GIVEN PROBLEM >>
Using the entries that follow, count the lines containing the word "translation" and give that number by itself.

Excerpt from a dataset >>
-------
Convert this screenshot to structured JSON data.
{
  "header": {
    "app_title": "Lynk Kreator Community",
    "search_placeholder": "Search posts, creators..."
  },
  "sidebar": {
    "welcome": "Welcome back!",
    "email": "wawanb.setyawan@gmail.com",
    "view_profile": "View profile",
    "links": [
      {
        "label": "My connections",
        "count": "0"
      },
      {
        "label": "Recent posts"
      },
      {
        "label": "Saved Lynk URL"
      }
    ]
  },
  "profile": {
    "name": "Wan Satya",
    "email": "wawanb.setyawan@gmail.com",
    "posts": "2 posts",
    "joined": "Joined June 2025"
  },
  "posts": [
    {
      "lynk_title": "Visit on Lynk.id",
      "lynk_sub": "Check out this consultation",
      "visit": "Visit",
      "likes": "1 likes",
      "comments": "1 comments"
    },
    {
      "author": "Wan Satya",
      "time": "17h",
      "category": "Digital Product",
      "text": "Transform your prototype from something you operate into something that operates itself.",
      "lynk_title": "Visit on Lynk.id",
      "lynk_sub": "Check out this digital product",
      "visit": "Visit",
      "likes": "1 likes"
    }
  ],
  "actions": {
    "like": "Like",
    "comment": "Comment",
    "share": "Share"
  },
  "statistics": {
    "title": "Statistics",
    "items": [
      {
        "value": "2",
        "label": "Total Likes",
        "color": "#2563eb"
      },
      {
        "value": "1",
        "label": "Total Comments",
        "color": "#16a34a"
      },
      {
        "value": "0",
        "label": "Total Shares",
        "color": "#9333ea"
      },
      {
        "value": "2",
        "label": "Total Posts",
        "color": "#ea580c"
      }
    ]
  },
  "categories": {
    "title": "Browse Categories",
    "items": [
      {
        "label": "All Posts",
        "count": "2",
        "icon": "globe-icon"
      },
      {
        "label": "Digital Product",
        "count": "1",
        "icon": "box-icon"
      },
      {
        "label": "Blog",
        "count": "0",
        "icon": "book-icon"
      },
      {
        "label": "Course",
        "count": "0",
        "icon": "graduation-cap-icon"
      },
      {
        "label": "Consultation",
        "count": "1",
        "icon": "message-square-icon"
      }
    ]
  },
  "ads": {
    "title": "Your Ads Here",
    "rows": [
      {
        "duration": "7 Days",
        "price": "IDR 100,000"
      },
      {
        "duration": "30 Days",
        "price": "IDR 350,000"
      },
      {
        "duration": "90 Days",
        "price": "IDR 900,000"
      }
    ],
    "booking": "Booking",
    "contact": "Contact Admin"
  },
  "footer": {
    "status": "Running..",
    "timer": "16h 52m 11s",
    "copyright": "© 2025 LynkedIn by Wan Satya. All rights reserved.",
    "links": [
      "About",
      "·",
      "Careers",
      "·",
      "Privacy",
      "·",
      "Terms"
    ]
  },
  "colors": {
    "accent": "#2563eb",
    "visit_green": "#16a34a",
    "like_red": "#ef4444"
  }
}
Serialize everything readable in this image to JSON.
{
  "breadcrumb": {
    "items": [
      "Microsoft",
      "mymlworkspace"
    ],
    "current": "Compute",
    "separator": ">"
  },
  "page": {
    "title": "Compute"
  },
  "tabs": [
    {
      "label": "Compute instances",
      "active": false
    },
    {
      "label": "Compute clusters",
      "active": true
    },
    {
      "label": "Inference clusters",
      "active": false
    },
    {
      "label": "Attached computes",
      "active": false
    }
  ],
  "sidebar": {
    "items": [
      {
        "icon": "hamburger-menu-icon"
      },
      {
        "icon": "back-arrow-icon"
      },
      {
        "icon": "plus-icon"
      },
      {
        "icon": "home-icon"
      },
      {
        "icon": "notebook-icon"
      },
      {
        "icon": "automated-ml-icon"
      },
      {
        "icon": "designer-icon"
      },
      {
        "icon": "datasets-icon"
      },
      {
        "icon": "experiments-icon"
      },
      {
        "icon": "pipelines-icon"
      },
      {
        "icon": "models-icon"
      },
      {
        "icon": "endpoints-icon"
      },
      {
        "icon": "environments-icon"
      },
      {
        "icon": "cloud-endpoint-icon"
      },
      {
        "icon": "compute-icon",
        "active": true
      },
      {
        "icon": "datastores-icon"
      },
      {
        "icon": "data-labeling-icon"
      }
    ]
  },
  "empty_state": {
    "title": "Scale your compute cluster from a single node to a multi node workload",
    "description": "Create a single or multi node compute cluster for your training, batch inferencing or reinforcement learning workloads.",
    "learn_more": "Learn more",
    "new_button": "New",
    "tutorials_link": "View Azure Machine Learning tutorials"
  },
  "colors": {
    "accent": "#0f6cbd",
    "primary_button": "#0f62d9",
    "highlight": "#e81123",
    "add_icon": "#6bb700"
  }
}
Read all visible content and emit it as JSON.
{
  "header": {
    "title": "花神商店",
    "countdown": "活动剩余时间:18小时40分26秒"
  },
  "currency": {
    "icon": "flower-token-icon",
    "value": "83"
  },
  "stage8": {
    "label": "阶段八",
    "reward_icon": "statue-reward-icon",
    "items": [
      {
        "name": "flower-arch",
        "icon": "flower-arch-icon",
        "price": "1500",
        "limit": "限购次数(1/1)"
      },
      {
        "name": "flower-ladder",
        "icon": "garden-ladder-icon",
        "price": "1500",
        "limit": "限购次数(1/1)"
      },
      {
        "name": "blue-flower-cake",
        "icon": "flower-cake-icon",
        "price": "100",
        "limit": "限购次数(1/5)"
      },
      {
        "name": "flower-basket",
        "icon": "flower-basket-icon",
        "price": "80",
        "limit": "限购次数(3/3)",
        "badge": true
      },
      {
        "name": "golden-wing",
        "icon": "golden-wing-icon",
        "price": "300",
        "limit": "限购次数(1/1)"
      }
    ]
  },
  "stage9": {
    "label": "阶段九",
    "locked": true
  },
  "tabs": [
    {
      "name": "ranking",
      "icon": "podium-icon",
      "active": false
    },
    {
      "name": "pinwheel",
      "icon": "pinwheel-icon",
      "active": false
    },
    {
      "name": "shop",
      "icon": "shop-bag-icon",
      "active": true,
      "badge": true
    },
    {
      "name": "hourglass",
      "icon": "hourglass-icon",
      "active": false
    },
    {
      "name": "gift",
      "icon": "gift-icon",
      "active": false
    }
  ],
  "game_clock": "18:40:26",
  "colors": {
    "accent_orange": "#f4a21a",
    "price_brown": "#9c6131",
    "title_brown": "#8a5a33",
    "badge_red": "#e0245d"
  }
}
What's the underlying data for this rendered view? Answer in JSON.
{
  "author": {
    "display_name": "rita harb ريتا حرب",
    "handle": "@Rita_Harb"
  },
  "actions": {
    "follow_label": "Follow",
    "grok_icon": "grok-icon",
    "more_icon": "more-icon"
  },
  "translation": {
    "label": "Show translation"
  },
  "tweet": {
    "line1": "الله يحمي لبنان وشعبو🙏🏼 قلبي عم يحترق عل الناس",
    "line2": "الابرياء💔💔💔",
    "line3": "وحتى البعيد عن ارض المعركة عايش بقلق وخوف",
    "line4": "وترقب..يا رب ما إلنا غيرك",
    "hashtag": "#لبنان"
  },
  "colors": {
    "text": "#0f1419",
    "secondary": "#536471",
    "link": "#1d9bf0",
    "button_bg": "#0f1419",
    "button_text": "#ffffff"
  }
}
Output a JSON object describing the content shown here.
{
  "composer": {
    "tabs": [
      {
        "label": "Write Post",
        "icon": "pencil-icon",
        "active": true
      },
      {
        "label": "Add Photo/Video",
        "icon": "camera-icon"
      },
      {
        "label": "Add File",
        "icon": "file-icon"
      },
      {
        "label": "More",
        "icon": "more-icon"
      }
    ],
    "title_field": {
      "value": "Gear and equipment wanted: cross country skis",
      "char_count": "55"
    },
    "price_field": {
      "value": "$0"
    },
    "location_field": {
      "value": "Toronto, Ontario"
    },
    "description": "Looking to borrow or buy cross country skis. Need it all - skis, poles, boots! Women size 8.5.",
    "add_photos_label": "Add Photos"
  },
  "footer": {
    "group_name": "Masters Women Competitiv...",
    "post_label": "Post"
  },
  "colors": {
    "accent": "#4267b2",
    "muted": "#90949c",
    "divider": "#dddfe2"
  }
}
-------
THE SOLUTION >>
2